Aim of the exercise: Restate the data exactly as given and keep the pictures out.

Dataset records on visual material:

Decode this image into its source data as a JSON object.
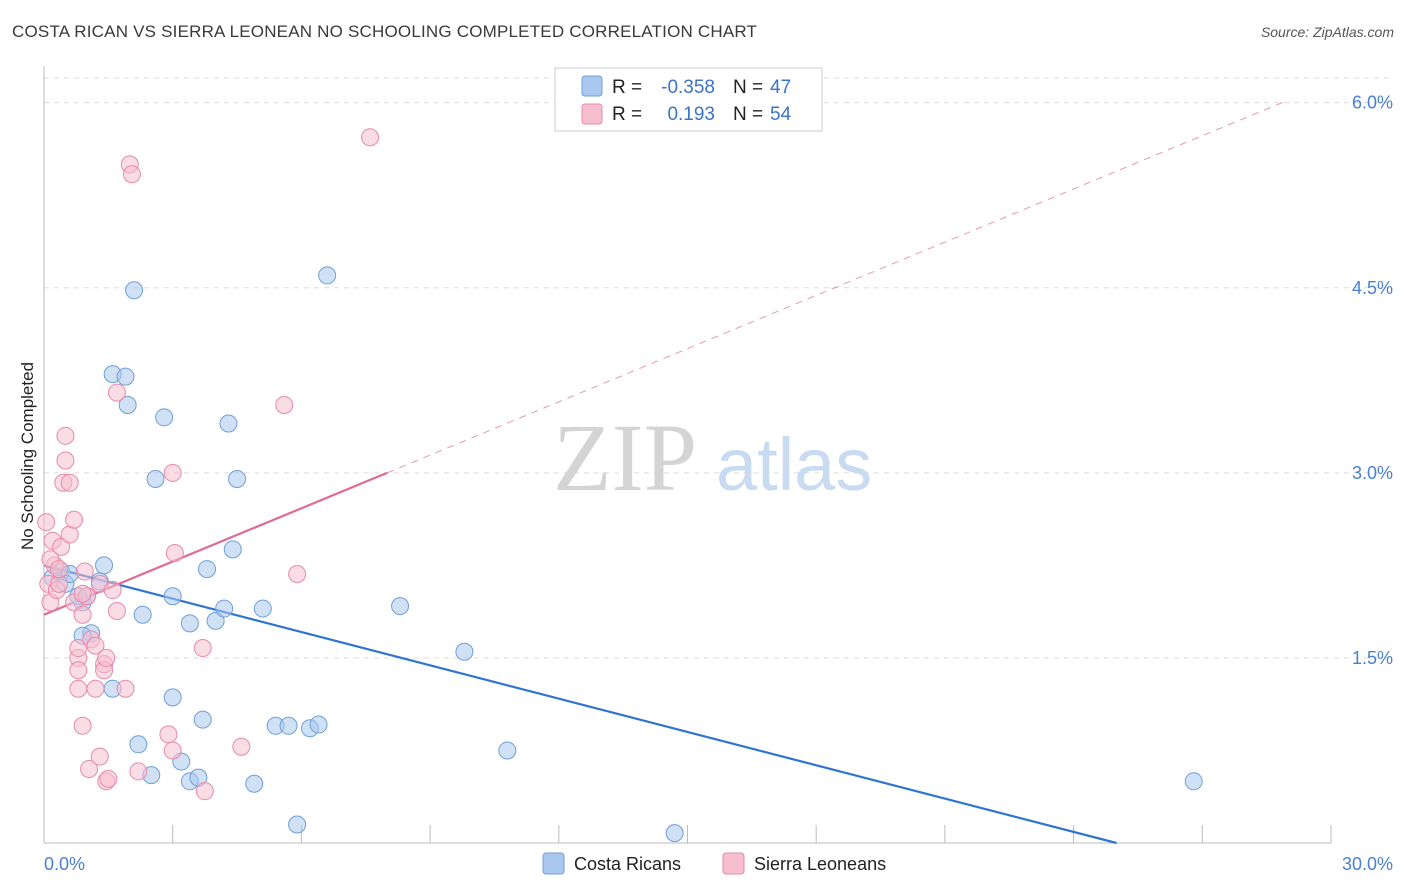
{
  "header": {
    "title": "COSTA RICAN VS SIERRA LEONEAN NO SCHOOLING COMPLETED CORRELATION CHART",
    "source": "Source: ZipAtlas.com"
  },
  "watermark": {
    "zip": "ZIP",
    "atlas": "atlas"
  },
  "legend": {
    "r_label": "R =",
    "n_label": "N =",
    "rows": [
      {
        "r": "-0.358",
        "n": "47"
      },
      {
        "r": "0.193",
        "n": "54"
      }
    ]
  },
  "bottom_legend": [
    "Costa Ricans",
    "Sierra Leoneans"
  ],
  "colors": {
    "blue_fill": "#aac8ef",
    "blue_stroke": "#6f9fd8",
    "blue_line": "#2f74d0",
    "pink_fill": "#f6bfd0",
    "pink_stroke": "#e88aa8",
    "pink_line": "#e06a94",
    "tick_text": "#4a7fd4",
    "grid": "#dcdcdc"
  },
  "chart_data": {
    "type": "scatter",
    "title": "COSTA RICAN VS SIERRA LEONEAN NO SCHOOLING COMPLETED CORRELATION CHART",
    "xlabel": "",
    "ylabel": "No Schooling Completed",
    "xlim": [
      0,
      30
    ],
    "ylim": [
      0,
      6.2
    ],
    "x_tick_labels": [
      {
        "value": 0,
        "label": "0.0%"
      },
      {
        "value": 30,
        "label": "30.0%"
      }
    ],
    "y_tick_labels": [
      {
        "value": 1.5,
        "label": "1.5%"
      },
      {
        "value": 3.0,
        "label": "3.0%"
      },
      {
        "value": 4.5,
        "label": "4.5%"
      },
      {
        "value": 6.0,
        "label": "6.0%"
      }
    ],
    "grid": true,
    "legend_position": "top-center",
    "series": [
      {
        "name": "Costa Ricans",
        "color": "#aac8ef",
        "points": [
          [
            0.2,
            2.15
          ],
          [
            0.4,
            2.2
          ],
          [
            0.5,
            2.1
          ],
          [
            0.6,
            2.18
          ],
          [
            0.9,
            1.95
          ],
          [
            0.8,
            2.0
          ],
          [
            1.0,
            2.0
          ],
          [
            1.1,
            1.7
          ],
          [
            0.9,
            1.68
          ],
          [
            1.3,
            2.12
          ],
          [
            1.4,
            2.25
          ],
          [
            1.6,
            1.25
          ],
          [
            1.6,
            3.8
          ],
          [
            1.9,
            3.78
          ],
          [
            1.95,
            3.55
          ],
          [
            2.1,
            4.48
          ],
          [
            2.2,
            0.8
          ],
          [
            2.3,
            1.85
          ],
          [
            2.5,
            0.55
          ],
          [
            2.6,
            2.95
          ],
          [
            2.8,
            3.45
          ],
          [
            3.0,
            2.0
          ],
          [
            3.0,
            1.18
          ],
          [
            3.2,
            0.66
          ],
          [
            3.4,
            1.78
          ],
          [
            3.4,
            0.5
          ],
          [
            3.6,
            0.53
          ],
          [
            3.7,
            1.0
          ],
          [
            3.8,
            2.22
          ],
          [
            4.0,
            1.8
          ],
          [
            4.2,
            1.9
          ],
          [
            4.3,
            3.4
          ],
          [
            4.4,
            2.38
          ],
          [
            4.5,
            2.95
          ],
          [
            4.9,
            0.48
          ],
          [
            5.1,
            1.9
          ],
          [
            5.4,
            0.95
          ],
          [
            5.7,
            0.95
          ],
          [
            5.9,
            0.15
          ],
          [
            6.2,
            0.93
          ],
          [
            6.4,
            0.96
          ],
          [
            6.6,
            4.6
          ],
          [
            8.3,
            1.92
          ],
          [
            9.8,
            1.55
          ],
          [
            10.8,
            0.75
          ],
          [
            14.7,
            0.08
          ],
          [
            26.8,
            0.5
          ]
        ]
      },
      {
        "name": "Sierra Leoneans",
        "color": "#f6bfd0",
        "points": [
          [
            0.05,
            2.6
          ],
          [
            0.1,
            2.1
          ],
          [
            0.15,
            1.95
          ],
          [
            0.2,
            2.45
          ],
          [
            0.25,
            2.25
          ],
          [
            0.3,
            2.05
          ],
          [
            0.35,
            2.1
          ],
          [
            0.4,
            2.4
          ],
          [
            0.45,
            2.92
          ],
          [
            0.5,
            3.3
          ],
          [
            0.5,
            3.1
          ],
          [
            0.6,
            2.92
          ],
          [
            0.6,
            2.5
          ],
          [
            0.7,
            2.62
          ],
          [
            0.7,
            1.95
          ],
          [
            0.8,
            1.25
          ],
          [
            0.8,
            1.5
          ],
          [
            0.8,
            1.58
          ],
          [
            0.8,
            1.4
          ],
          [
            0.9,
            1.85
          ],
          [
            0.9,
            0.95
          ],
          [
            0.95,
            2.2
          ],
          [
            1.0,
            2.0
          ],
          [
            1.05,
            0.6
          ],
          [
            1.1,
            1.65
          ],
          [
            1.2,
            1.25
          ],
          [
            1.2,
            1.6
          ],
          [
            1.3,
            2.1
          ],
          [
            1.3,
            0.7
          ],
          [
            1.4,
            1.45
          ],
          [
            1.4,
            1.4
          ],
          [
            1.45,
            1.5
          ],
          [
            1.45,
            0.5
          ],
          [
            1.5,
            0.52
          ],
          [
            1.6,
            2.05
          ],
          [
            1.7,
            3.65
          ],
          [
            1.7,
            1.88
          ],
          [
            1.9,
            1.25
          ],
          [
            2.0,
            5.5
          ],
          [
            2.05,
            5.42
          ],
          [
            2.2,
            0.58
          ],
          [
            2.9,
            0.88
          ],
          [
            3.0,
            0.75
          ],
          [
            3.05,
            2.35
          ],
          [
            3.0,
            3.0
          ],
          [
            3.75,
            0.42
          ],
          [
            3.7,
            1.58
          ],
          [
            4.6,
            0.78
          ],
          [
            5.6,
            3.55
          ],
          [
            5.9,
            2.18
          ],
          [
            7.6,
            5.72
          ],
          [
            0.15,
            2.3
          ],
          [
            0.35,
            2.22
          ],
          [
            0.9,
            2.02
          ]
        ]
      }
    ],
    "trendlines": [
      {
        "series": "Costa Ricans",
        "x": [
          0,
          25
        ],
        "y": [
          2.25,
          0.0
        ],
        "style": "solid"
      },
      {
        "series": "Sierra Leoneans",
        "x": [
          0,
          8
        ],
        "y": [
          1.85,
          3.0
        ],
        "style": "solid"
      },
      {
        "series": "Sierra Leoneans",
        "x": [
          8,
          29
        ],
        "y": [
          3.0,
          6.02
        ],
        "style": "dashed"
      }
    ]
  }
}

Response to this task:
Decode this image into its source data as a JSON object.
{
  "header": {
    "title": "COSTA RICAN VS SIERRA LEONEAN NO SCHOOLING COMPLETED CORRELATION CHART",
    "source": "Source: ZipAtlas.com"
  },
  "watermark": {
    "zip": "ZIP",
    "atlas": "atlas"
  },
  "legend": {
    "r_label": "R =",
    "n_label": "N =",
    "rows": [
      {
        "r": "-0.358",
        "n": "47"
      },
      {
        "r": "0.193",
        "n": "54"
      }
    ]
  },
  "bottom_legend": [
    "Costa Ricans",
    "Sierra Leoneans"
  ],
  "colors": {
    "blue_fill": "#aac8ef",
    "blue_stroke": "#6f9fd8",
    "blue_line": "#2f74d0",
    "pink_fill": "#f6bfd0",
    "pink_stroke": "#e88aa8",
    "pink_line": "#e06a94",
    "tick_text": "#4a7fd4",
    "grid": "#dcdcdc"
  },
  "chart_data": {
    "type": "scatter",
    "title": "COSTA RICAN VS SIERRA LEONEAN NO SCHOOLING COMPLETED CORRELATION CHART",
    "xlabel": "",
    "ylabel": "No Schooling Completed",
    "xlim": [
      0,
      30
    ],
    "ylim": [
      0,
      6.2
    ],
    "x_tick_labels": [
      {
        "value": 0,
        "label": "0.0%"
      },
      {
        "value": 30,
        "label": "30.0%"
      }
    ],
    "y_tick_labels": [
      {
        "value": 1.5,
        "label": "1.5%"
      },
      {
        "value": 3.0,
        "label": "3.0%"
      },
      {
        "value": 4.5,
        "label": "4.5%"
      },
      {
        "value": 6.0,
        "label": "6.0%"
      }
    ],
    "grid": true,
    "legend_position": "top-center",
    "series": [
      {
        "name": "Costa Ricans",
        "color": "#aac8ef",
        "points": [
          [
            0.2,
            2.15
          ],
          [
            0.4,
            2.2
          ],
          [
            0.5,
            2.1
          ],
          [
            0.6,
            2.18
          ],
          [
            0.9,
            1.95
          ],
          [
            0.8,
            2.0
          ],
          [
            1.0,
            2.0
          ],
          [
            1.1,
            1.7
          ],
          [
            0.9,
            1.68
          ],
          [
            1.3,
            2.12
          ],
          [
            1.4,
            2.25
          ],
          [
            1.6,
            1.25
          ],
          [
            1.6,
            3.8
          ],
          [
            1.9,
            3.78
          ],
          [
            1.95,
            3.55
          ],
          [
            2.1,
            4.48
          ],
          [
            2.2,
            0.8
          ],
          [
            2.3,
            1.85
          ],
          [
            2.5,
            0.55
          ],
          [
            2.6,
            2.95
          ],
          [
            2.8,
            3.45
          ],
          [
            3.0,
            2.0
          ],
          [
            3.0,
            1.18
          ],
          [
            3.2,
            0.66
          ],
          [
            3.4,
            1.78
          ],
          [
            3.4,
            0.5
          ],
          [
            3.6,
            0.53
          ],
          [
            3.7,
            1.0
          ],
          [
            3.8,
            2.22
          ],
          [
            4.0,
            1.8
          ],
          [
            4.2,
            1.9
          ],
          [
            4.3,
            3.4
          ],
          [
            4.4,
            2.38
          ],
          [
            4.5,
            2.95
          ],
          [
            4.9,
            0.48
          ],
          [
            5.1,
            1.9
          ],
          [
            5.4,
            0.95
          ],
          [
            5.7,
            0.95
          ],
          [
            5.9,
            0.15
          ],
          [
            6.2,
            0.93
          ],
          [
            6.4,
            0.96
          ],
          [
            6.6,
            4.6
          ],
          [
            8.3,
            1.92
          ],
          [
            9.8,
            1.55
          ],
          [
            10.8,
            0.75
          ],
          [
            14.7,
            0.08
          ],
          [
            26.8,
            0.5
          ]
        ]
      },
      {
        "name": "Sierra Leoneans",
        "color": "#f6bfd0",
        "points": [
          [
            0.05,
            2.6
          ],
          [
            0.1,
            2.1
          ],
          [
            0.15,
            1.95
          ],
          [
            0.2,
            2.45
          ],
          [
            0.25,
            2.25
          ],
          [
            0.3,
            2.05
          ],
          [
            0.35,
            2.1
          ],
          [
            0.4,
            2.4
          ],
          [
            0.45,
            2.92
          ],
          [
            0.5,
            3.3
          ],
          [
            0.5,
            3.1
          ],
          [
            0.6,
            2.92
          ],
          [
            0.6,
            2.5
          ],
          [
            0.7,
            2.62
          ],
          [
            0.7,
            1.95
          ],
          [
            0.8,
            1.25
          ],
          [
            0.8,
            1.5
          ],
          [
            0.8,
            1.58
          ],
          [
            0.8,
            1.4
          ],
          [
            0.9,
            1.85
          ],
          [
            0.9,
            0.95
          ],
          [
            0.95,
            2.2
          ],
          [
            1.0,
            2.0
          ],
          [
            1.05,
            0.6
          ],
          [
            1.1,
            1.65
          ],
          [
            1.2,
            1.25
          ],
          [
            1.2,
            1.6
          ],
          [
            1.3,
            2.1
          ],
          [
            1.3,
            0.7
          ],
          [
            1.4,
            1.45
          ],
          [
            1.4,
            1.4
          ],
          [
            1.45,
            1.5
          ],
          [
            1.45,
            0.5
          ],
          [
            1.5,
            0.52
          ],
          [
            1.6,
            2.05
          ],
          [
            1.7,
            3.65
          ],
          [
            1.7,
            1.88
          ],
          [
            1.9,
            1.25
          ],
          [
            2.0,
            5.5
          ],
          [
            2.05,
            5.42
          ],
          [
            2.2,
            0.58
          ],
          [
            2.9,
            0.88
          ],
          [
            3.0,
            0.75
          ],
          [
            3.05,
            2.35
          ],
          [
            3.0,
            3.0
          ],
          [
            3.75,
            0.42
          ],
          [
            3.7,
            1.58
          ],
          [
            4.6,
            0.78
          ],
          [
            5.6,
            3.55
          ],
          [
            5.9,
            2.18
          ],
          [
            7.6,
            5.72
          ],
          [
            0.15,
            2.3
          ],
          [
            0.35,
            2.22
          ],
          [
            0.9,
            2.02
          ]
        ]
      }
    ],
    "trendlines": [
      {
        "series": "Costa Ricans",
        "x": [
          0,
          25
        ],
        "y": [
          2.25,
          0.0
        ],
        "style": "solid"
      },
      {
        "series": "Sierra Leoneans",
        "x": [
          0,
          8
        ],
        "y": [
          1.85,
          3.0
        ],
        "style": "solid"
      },
      {
        "series": "Sierra Leoneans",
        "x": [
          8,
          29
        ],
        "y": [
          3.0,
          6.02
        ],
        "style": "dashed"
      }
    ]
  }
}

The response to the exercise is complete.